[Data records]
— begin —

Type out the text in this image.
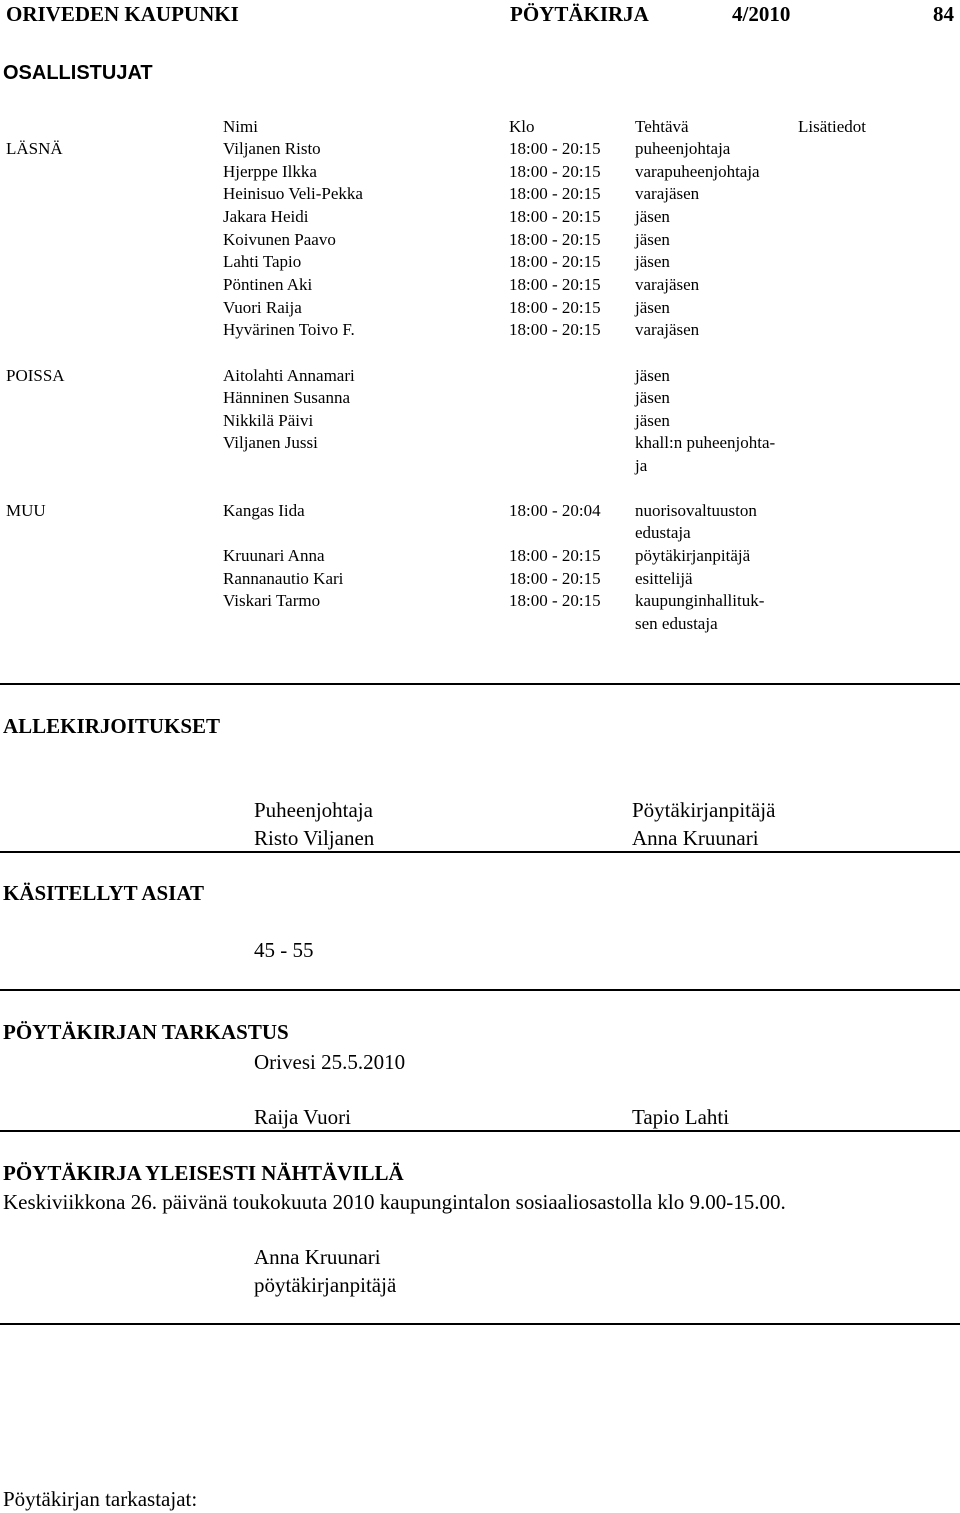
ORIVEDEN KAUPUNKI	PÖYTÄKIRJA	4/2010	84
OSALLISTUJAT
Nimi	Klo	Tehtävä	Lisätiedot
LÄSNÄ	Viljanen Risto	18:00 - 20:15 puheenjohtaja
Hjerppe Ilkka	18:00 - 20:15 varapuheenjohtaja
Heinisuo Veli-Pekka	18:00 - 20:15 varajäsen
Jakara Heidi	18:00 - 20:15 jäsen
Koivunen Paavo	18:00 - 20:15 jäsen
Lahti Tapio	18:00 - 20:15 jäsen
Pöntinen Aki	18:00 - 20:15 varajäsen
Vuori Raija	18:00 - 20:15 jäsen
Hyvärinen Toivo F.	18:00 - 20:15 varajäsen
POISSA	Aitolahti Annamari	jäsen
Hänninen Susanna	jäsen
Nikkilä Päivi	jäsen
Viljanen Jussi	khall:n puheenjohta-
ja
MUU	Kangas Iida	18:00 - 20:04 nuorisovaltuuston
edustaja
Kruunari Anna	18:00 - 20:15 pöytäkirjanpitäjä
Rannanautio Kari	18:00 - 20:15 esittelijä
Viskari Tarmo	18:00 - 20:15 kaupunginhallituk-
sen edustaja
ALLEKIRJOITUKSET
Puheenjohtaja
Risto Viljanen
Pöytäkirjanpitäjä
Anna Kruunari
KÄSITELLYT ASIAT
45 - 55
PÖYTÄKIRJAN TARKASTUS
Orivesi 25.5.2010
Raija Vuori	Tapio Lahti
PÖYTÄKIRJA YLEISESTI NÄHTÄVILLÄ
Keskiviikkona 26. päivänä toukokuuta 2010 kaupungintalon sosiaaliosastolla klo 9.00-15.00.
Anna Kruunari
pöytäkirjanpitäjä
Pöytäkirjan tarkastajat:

— end —

Retype each entry precisely. Skip images entirely.

RESULT OF THE EXERCISE:
Type out the text in this image.
ORIVEDEN KAUPUNKI	PÖYTÄKIRJA	4/2010	84
OSALLISTUJAT
Nimi	Klo	Tehtävä	Lisätiedot
LÄSNÄ	Viljanen Risto	18:00 - 20:15 puheenjohtaja
Hjerppe Ilkka	18:00 - 20:15 varapuheenjohtaja
Heinisuo Veli-Pekka	18:00 - 20:15 varajäsen
Jakara Heidi	18:00 - 20:15 jäsen
Koivunen Paavo	18:00 - 20:15 jäsen
Lahti Tapio	18:00 - 20:15 jäsen
Pöntinen Aki	18:00 - 20:15 varajäsen
Vuori Raija	18:00 - 20:15 jäsen
Hyvärinen Toivo F.	18:00 - 20:15 varajäsen
POISSA	Aitolahti Annamari	jäsen
Hänninen Susanna	jäsen
Nikkilä Päivi	jäsen
Viljanen Jussi	khall:n puheenjohta-
ja
MUU	Kangas Iida	18:00 - 20:04 nuorisovaltuuston
edustaja
Kruunari Anna	18:00 - 20:15 pöytäkirjanpitäjä
Rannanautio Kari	18:00 - 20:15 esittelijä
Viskari Tarmo	18:00 - 20:15 kaupunginhallituk-
sen edustaja
ALLEKIRJOITUKSET
Puheenjohtaja
Risto Viljanen
Pöytäkirjanpitäjä
Anna Kruunari
KÄSITELLYT ASIAT
45 - 55
PÖYTÄKIRJAN TARKASTUS
Orivesi 25.5.2010
Raija Vuori	Tapio Lahti
PÖYTÄKIRJA YLEISESTI NÄHTÄVILLÄ
Keskiviikkona 26. päivänä toukokuuta 2010 kaupungintalon sosiaaliosastolla klo 9.00-15.00.
Anna Kruunari
pöytäkirjanpitäjä
Pöytäkirjan tarkastajat:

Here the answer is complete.